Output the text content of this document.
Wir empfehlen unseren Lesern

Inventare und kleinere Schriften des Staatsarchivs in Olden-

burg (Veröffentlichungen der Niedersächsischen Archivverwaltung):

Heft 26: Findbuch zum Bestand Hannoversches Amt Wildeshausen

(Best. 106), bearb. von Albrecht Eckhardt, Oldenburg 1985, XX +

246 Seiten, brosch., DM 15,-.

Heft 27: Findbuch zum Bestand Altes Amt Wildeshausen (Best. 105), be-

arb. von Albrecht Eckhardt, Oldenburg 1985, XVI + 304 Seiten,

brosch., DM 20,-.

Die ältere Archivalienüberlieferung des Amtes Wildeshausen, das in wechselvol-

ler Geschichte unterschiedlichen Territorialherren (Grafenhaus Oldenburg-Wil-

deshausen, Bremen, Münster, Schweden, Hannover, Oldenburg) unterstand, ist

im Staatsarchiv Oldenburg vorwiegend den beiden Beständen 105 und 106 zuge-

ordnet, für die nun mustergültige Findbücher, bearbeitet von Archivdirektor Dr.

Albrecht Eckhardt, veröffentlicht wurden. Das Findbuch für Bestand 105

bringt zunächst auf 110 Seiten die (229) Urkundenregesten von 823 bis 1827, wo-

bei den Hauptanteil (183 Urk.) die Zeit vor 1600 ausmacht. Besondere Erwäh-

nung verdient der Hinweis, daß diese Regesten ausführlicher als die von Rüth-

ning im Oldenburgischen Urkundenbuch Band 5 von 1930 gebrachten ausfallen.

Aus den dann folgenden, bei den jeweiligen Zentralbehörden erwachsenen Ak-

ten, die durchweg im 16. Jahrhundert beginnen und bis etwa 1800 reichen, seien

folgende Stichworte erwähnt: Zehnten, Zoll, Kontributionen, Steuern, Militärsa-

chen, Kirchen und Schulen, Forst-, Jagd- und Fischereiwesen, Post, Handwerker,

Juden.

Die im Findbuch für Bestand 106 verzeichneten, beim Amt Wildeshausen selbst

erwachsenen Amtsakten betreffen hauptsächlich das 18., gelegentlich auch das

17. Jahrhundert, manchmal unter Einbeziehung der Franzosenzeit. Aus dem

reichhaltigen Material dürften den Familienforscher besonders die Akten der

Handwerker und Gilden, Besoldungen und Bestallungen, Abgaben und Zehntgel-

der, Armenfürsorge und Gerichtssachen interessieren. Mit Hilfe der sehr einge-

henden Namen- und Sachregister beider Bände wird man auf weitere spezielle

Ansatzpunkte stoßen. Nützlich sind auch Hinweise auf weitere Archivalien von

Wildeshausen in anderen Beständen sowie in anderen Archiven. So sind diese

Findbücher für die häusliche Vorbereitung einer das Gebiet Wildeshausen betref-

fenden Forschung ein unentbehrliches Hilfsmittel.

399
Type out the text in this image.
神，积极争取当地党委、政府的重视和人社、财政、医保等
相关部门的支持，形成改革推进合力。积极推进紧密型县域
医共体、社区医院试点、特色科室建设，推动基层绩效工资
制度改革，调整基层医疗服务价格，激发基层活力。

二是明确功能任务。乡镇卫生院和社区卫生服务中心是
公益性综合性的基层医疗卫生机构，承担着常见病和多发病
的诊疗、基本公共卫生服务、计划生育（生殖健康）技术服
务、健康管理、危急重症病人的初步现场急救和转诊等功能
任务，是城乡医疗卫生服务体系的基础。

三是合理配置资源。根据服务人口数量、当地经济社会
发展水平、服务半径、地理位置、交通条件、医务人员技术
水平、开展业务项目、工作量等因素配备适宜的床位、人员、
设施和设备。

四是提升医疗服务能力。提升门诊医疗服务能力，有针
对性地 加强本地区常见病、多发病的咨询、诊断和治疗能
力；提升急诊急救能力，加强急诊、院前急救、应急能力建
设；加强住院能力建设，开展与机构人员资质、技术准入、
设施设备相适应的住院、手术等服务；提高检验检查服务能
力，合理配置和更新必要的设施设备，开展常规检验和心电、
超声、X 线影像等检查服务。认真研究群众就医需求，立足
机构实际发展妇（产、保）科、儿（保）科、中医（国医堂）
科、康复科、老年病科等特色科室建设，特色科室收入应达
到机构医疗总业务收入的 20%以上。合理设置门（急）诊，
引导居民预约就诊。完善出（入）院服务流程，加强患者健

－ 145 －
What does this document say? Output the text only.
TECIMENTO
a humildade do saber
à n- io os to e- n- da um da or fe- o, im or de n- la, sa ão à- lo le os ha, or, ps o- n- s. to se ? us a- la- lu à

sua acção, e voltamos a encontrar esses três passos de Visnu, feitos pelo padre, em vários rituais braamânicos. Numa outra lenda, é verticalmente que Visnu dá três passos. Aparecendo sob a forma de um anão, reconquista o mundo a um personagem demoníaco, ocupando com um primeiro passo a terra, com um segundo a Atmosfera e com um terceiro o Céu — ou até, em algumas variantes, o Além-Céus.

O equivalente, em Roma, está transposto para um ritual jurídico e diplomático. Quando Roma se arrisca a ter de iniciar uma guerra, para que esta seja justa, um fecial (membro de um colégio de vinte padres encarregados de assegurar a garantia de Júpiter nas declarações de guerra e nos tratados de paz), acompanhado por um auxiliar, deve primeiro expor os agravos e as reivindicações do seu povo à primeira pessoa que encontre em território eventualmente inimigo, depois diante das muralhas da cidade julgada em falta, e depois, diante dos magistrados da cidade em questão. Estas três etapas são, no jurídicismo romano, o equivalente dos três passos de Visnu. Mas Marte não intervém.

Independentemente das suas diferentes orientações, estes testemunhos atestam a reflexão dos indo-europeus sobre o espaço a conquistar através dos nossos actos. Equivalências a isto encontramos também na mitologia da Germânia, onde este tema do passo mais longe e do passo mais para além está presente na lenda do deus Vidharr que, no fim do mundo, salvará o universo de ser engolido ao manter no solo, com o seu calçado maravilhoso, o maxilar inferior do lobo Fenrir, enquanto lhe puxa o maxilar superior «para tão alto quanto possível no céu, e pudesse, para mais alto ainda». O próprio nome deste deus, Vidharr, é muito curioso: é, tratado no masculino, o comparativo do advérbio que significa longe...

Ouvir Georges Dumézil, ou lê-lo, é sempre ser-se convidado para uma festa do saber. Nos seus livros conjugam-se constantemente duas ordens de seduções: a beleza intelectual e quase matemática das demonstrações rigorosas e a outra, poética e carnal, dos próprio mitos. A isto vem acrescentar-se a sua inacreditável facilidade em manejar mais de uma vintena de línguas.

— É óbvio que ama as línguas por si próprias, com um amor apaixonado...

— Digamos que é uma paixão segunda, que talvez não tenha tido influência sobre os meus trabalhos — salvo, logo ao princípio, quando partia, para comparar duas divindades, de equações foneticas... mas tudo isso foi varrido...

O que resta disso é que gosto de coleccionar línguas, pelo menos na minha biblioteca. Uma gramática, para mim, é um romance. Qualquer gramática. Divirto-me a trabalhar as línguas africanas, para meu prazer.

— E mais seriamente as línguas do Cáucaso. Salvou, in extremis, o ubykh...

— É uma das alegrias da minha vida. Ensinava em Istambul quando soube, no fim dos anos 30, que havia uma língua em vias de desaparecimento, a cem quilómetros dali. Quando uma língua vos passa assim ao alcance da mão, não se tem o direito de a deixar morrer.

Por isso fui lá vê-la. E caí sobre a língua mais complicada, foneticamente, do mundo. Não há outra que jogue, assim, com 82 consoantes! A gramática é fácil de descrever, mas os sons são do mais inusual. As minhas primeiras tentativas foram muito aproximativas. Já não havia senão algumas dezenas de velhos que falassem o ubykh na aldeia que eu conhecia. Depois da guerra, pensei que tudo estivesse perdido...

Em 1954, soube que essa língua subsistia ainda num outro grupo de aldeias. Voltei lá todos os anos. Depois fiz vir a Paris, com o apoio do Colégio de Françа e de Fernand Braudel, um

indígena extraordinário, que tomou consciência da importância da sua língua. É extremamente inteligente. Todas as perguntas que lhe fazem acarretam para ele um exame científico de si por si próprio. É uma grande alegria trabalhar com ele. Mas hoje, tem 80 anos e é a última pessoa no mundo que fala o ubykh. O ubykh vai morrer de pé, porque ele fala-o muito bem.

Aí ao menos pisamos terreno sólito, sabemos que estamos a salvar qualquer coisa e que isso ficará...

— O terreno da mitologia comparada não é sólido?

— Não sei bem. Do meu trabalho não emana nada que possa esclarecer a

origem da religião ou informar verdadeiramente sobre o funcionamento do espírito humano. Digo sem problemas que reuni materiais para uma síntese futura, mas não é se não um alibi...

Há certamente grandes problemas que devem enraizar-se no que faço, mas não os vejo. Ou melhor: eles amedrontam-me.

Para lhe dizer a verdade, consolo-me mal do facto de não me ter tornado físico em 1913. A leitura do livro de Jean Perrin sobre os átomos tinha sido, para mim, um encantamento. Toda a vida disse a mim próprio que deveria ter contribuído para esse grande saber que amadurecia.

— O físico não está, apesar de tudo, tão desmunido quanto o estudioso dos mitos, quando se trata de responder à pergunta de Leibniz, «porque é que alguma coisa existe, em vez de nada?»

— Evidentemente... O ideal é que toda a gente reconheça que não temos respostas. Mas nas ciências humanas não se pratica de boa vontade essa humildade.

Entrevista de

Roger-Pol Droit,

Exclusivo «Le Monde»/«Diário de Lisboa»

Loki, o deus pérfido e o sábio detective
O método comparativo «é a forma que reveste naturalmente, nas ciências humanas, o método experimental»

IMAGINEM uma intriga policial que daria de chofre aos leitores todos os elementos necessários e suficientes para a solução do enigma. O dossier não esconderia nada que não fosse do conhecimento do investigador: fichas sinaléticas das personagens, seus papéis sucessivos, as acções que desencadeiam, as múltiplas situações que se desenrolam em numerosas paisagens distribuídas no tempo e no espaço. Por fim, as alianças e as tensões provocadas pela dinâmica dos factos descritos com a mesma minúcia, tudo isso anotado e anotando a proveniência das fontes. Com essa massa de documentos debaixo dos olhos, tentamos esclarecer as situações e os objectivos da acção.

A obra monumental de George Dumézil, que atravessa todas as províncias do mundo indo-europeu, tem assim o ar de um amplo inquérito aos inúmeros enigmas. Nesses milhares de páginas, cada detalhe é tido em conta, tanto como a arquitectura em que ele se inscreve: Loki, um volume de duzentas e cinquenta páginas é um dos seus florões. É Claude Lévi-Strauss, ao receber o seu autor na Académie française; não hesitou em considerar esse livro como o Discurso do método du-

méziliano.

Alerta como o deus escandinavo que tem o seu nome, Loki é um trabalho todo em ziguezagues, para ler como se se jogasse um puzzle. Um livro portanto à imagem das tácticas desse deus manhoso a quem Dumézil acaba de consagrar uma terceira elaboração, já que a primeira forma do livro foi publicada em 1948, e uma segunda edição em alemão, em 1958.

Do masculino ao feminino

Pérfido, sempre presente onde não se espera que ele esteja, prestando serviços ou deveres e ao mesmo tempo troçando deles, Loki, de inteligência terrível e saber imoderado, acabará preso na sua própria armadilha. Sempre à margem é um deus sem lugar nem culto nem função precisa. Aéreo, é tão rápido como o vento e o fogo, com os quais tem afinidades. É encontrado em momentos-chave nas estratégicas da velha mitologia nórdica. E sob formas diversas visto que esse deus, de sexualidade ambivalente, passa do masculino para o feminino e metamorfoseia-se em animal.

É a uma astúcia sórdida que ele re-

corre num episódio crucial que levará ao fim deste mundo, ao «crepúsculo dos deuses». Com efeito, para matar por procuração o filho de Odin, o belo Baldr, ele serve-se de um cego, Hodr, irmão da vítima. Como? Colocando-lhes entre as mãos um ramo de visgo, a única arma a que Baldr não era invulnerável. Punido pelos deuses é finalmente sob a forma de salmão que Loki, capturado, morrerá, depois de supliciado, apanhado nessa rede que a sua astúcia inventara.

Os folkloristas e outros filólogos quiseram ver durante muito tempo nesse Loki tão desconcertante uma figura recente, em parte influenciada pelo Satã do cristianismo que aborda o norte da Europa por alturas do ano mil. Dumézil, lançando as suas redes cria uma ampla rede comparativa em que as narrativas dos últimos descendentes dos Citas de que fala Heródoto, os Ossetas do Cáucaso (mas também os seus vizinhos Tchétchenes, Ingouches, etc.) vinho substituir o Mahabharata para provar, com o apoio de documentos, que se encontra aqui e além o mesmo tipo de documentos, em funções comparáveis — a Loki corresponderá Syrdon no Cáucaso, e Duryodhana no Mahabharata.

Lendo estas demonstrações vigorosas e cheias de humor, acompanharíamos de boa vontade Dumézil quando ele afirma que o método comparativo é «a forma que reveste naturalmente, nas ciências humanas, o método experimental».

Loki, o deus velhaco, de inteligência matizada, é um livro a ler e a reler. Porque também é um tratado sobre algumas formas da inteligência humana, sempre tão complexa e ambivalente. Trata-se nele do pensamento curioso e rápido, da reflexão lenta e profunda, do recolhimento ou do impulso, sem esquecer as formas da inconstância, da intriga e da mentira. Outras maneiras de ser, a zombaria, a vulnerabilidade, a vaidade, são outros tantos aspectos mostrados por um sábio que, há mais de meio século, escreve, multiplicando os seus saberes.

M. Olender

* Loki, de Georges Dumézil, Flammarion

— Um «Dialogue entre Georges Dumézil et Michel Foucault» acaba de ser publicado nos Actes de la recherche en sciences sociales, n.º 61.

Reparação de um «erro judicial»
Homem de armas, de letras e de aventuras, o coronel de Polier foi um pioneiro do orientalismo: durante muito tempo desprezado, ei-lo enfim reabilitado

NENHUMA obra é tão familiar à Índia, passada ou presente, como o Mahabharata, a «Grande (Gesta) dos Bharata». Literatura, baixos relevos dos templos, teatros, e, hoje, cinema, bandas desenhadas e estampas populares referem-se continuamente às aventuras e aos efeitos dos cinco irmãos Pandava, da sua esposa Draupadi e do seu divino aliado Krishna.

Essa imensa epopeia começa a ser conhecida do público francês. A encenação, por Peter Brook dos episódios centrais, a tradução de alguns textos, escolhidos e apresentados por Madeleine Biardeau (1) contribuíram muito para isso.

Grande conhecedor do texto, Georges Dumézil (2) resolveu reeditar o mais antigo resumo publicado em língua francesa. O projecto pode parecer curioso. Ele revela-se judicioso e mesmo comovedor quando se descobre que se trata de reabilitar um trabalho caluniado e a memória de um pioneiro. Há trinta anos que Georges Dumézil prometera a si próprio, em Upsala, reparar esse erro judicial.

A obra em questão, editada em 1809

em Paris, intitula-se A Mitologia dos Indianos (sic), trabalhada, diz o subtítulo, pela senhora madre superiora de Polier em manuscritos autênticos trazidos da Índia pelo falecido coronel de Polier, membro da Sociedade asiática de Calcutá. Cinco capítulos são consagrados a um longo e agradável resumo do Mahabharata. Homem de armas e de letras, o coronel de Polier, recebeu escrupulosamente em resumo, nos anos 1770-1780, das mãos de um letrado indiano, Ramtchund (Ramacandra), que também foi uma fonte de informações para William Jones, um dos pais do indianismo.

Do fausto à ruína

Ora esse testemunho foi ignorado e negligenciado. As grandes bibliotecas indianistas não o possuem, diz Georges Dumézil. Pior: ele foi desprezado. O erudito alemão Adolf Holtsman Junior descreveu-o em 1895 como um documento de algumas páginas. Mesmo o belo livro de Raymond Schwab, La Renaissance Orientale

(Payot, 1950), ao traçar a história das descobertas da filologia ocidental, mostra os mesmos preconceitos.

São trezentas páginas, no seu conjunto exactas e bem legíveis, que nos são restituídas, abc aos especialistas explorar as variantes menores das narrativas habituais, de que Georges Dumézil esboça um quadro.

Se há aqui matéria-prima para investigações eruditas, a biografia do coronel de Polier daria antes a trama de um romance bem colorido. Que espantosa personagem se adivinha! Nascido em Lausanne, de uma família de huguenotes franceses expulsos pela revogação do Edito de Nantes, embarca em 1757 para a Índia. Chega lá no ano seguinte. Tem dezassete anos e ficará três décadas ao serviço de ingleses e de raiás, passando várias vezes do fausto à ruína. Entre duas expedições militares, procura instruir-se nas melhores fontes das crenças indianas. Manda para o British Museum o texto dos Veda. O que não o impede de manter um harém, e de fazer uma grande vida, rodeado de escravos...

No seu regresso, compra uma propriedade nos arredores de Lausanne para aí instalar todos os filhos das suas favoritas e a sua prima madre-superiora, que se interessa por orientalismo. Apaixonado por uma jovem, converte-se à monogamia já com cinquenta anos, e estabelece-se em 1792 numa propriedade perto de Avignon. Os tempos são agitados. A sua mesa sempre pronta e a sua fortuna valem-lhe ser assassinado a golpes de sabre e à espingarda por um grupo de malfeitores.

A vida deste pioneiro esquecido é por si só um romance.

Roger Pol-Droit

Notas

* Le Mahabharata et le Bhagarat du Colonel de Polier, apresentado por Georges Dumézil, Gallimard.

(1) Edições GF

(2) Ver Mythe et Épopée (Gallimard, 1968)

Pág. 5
^^^^
Goal of the exercise >>
The word "astúcia" may appear on some lines. Report how many lines hold it, giving the number alone.

Worked solution >>
2